* PROBLEM DETAILS *
Retype all of the data exactly as given.

A run of records:
───

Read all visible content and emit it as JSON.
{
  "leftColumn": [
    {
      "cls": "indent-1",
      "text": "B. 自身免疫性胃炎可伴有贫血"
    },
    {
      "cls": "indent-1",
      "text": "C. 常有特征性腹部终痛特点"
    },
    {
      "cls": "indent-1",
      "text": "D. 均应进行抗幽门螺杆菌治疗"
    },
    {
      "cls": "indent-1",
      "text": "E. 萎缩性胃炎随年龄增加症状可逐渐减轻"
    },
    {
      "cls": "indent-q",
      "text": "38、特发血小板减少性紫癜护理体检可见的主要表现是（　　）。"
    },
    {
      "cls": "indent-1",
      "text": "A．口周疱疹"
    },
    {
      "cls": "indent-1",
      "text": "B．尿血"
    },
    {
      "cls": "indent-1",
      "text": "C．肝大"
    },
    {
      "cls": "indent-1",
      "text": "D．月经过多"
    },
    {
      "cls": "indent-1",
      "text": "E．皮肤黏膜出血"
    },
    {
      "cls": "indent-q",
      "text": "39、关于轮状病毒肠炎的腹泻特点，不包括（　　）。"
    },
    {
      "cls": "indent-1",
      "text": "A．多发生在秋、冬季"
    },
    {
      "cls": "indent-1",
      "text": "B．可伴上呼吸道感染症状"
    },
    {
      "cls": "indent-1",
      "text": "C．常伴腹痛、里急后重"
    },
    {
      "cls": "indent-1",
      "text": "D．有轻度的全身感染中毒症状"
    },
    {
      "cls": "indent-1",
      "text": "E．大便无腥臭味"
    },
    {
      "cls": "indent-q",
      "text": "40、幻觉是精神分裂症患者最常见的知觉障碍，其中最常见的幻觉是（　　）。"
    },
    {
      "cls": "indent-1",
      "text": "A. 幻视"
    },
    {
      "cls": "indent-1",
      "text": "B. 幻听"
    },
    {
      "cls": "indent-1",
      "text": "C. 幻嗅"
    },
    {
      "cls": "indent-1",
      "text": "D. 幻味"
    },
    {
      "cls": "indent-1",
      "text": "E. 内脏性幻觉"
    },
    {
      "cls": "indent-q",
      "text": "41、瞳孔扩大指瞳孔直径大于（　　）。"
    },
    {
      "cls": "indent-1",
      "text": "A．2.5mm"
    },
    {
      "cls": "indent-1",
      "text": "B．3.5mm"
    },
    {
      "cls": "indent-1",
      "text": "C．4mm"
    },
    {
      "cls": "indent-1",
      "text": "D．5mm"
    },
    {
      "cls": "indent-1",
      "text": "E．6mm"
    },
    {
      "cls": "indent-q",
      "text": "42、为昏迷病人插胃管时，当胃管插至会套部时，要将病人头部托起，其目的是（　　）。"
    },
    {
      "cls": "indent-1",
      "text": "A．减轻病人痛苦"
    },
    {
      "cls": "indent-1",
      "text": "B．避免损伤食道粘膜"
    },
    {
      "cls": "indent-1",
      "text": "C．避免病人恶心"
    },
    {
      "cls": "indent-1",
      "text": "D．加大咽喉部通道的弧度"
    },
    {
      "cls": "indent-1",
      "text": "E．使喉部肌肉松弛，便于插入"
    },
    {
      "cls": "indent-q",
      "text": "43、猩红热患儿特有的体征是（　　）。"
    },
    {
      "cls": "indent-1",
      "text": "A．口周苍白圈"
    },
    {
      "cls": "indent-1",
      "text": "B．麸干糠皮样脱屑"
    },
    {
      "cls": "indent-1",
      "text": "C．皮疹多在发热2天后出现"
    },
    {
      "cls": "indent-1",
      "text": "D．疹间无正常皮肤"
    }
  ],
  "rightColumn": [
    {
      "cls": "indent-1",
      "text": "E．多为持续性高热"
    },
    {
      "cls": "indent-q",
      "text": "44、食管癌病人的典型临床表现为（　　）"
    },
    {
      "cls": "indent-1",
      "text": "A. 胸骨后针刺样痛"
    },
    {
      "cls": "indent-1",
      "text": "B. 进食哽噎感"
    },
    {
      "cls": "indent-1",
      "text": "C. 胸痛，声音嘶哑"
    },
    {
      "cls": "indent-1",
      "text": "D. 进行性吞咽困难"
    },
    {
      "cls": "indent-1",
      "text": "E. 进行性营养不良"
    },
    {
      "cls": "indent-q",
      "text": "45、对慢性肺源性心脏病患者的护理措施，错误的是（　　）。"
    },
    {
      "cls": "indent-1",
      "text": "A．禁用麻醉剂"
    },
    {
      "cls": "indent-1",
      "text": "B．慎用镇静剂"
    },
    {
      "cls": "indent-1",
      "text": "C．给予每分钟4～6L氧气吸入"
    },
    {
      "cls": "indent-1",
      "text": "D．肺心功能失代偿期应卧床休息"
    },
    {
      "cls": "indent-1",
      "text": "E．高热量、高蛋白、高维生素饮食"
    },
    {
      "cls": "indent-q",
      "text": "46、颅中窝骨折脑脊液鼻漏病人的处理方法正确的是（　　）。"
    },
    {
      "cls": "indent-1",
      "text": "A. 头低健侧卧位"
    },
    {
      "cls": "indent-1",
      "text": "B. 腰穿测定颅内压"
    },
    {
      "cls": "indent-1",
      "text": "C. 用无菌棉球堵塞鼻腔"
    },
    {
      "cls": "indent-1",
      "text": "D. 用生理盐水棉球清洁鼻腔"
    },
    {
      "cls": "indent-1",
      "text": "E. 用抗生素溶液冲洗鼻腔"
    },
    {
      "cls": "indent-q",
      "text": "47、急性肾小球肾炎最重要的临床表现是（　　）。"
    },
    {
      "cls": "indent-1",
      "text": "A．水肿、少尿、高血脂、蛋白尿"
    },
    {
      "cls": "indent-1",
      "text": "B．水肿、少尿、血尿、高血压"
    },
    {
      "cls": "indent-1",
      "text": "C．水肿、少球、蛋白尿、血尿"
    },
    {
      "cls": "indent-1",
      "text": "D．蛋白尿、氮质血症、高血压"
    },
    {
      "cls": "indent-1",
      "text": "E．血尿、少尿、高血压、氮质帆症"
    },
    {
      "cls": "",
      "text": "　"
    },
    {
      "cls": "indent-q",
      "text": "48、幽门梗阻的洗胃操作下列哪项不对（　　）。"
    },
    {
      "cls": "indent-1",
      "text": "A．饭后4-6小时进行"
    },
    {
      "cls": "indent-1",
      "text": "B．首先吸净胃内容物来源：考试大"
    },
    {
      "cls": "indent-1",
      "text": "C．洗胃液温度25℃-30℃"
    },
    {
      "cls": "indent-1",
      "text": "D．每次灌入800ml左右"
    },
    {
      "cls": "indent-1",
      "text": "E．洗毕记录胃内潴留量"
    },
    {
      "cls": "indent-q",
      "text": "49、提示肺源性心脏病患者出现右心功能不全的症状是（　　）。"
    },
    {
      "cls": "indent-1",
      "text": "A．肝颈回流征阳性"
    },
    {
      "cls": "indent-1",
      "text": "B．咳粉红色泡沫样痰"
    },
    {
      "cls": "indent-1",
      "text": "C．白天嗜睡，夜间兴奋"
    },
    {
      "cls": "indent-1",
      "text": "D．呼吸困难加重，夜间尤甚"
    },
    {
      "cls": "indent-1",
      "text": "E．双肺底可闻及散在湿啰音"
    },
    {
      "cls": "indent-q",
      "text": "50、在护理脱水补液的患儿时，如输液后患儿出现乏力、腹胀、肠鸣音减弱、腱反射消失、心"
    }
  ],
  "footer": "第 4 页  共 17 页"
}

───

* PROBLEM SOLUTION *
Read all visible content and emit it as JSON.
{
  "leftColumn": [
    {
      "cls": "indent-1",
      "text": "B. 自身免疫性胃炎可伴有贫血"
    },
    {
      "cls": "indent-1",
      "text": "C. 常有特征性腹部终痛特点"
    },
    {
      "cls": "indent-1",
      "text": "D. 均应进行抗幽门螺杆菌治疗"
    },
    {
      "cls": "indent-1",
      "text": "E. 萎缩性胃炎随年龄增加症状可逐渐减轻"
    },
    {
      "cls": "indent-q",
      "text": "38、特发血小板减少性紫癜护理体检可见的主要表现是（　　）。"
    },
    {
      "cls": "indent-1",
      "text": "A．口周疱疹"
    },
    {
      "cls": "indent-1",
      "text": "B．尿血"
    },
    {
      "cls": "indent-1",
      "text": "C．肝大"
    },
    {
      "cls": "indent-1",
      "text": "D．月经过多"
    },
    {
      "cls": "indent-1",
      "text": "E．皮肤黏膜出血"
    },
    {
      "cls": "indent-q",
      "text": "39、关于轮状病毒肠炎的腹泻特点，不包括（　　）。"
    },
    {
      "cls": "indent-1",
      "text": "A．多发生在秋、冬季"
    },
    {
      "cls": "indent-1",
      "text": "B．可伴上呼吸道感染症状"
    },
    {
      "cls": "indent-1",
      "text": "C．常伴腹痛、里急后重"
    },
    {
      "cls": "indent-1",
      "text": "D．有轻度的全身感染中毒症状"
    },
    {
      "cls": "indent-1",
      "text": "E．大便无腥臭味"
    },
    {
      "cls": "indent-q",
      "text": "40、幻觉是精神分裂症患者最常见的知觉障碍，其中最常见的幻觉是（　　）。"
    },
    {
      "cls": "indent-1",
      "text": "A. 幻视"
    },
    {
      "cls": "indent-1",
      "text": "B. 幻听"
    },
    {
      "cls": "indent-1",
      "text": "C. 幻嗅"
    },
    {
      "cls": "indent-1",
      "text": "D. 幻味"
    },
    {
      "cls": "indent-1",
      "text": "E. 内脏性幻觉"
    },
    {
      "cls": "indent-q",
      "text": "41、瞳孔扩大指瞳孔直径大于（　　）。"
    },
    {
      "cls": "indent-1",
      "text": "A．2.5mm"
    },
    {
      "cls": "indent-1",
      "text": "B．3.5mm"
    },
    {
      "cls": "indent-1",
      "text": "C．4mm"
    },
    {
      "cls": "indent-1",
      "text": "D．5mm"
    },
    {
      "cls": "indent-1",
      "text": "E．6mm"
    },
    {
      "cls": "indent-q",
      "text": "42、为昏迷病人插胃管时，当胃管插至会套部时，要将病人头部托起，其目的是（　　）。"
    },
    {
      "cls": "indent-1",
      "text": "A．减轻病人痛苦"
    },
    {
      "cls": "indent-1",
      "text": "B．避免损伤食道粘膜"
    },
    {
      "cls": "indent-1",
      "text": "C．避免病人恶心"
    },
    {
      "cls": "indent-1",
      "text": "D．加大咽喉部通道的弧度"
    },
    {
      "cls": "indent-1",
      "text": "E．使喉部肌肉松弛，便于插入"
    },
    {
      "cls": "indent-q",
      "text": "43、猩红热患儿特有的体征是（　　）。"
    },
    {
      "cls": "indent-1",
      "text": "A．口周苍白圈"
    },
    {
      "cls": "indent-1",
      "text": "B．麸干糠皮样脱屑"
    },
    {
      "cls": "indent-1",
      "text": "C．皮疹多在发热2天后出现"
    },
    {
      "cls": "indent-1",
      "text": "D．疹间无正常皮肤"
    }
  ],
  "rightColumn": [
    {
      "cls": "indent-1",
      "text": "E．多为持续性高热"
    },
    {
      "cls": "indent-q",
      "text": "44、食管癌病人的典型临床表现为（　　）"
    },
    {
      "cls": "indent-1",
      "text": "A. 胸骨后针刺样痛"
    },
    {
      "cls": "indent-1",
      "text": "B. 进食哽噎感"
    },
    {
      "cls": "indent-1",
      "text": "C. 胸痛，声音嘶哑"
    },
    {
      "cls": "indent-1",
      "text": "D. 进行性吞咽困难"
    },
    {
      "cls": "indent-1",
      "text": "E. 进行性营养不良"
    },
    {
      "cls": "indent-q",
      "text": "45、对慢性肺源性心脏病患者的护理措施，错误的是（　　）。"
    },
    {
      "cls": "indent-1",
      "text": "A．禁用麻醉剂"
    },
    {
      "cls": "indent-1",
      "text": "B．慎用镇静剂"
    },
    {
      "cls": "indent-1",
      "text": "C．给予每分钟4～6L氧气吸入"
    },
    {
      "cls": "indent-1",
      "text": "D．肺心功能失代偿期应卧床休息"
    },
    {
      "cls": "indent-1",
      "text": "E．高热量、高蛋白、高维生素饮食"
    },
    {
      "cls": "indent-q",
      "text": "46、颅中窝骨折脑脊液鼻漏病人的处理方法正确的是（　　）。"
    },
    {
      "cls": "indent-1",
      "text": "A. 头低健侧卧位"
    },
    {
      "cls": "indent-1",
      "text": "B. 腰穿测定颅内压"
    },
    {
      "cls": "indent-1",
      "text": "C. 用无菌棉球堵塞鼻腔"
    },
    {
      "cls": "indent-1",
      "text": "D. 用生理盐水棉球清洁鼻腔"
    },
    {
      "cls": "indent-1",
      "text": "E. 用抗生素溶液冲洗鼻腔"
    },
    {
      "cls": "indent-q",
      "text": "47、急性肾小球肾炎最重要的临床表现是（　　）。"
    },
    {
      "cls": "indent-1",
      "text": "A．水肿、少尿、高血脂、蛋白尿"
    },
    {
      "cls": "indent-1",
      "text": "B．水肿、少尿、血尿、高血压"
    },
    {
      "cls": "indent-1",
      "text": "C．水肿、少球、蛋白尿、血尿"
    },
    {
      "cls": "indent-1",
      "text": "D．蛋白尿、氮质血症、高血压"
    },
    {
      "cls": "indent-1",
      "text": "E．血尿、少尿、高血压、氮质帆症"
    },
    {
      "cls": "",
      "text": "　"
    },
    {
      "cls": "indent-q",
      "text": "48、幽门梗阻的洗胃操作下列哪项不对（　　）。"
    },
    {
      "cls": "indent-1",
      "text": "A．饭后4-6小时进行"
    },
    {
      "cls": "indent-1",
      "text": "B．首先吸净胃内容物来源：考试大"
    },
    {
      "cls": "indent-1",
      "text": "C．洗胃液温度25℃-30℃"
    },
    {
      "cls": "indent-1",
      "text": "D．每次灌入800ml左右"
    },
    {
      "cls": "indent-1",
      "text": "E．洗毕记录胃内潴留量"
    },
    {
      "cls": "indent-q",
      "text": "49、提示肺源性心脏病患者出现右心功能不全的症状是（　　）。"
    },
    {
      "cls": "indent-1",
      "text": "A．肝颈回流征阳性"
    },
    {
      "cls": "indent-1",
      "text": "B．咳粉红色泡沫样痰"
    },
    {
      "cls": "indent-1",
      "text": "C．白天嗜睡，夜间兴奋"
    },
    {
      "cls": "indent-1",
      "text": "D．呼吸困难加重，夜间尤甚"
    },
    {
      "cls": "indent-1",
      "text": "E．双肺底可闻及散在湿啰音"
    },
    {
      "cls": "indent-q",
      "text": "50、在护理脱水补液的患儿时，如输液后患儿出现乏力、腹胀、肠鸣音减弱、腱反射消失、心"
    }
  ],
  "footer": "第 4 页  共 17 页"
}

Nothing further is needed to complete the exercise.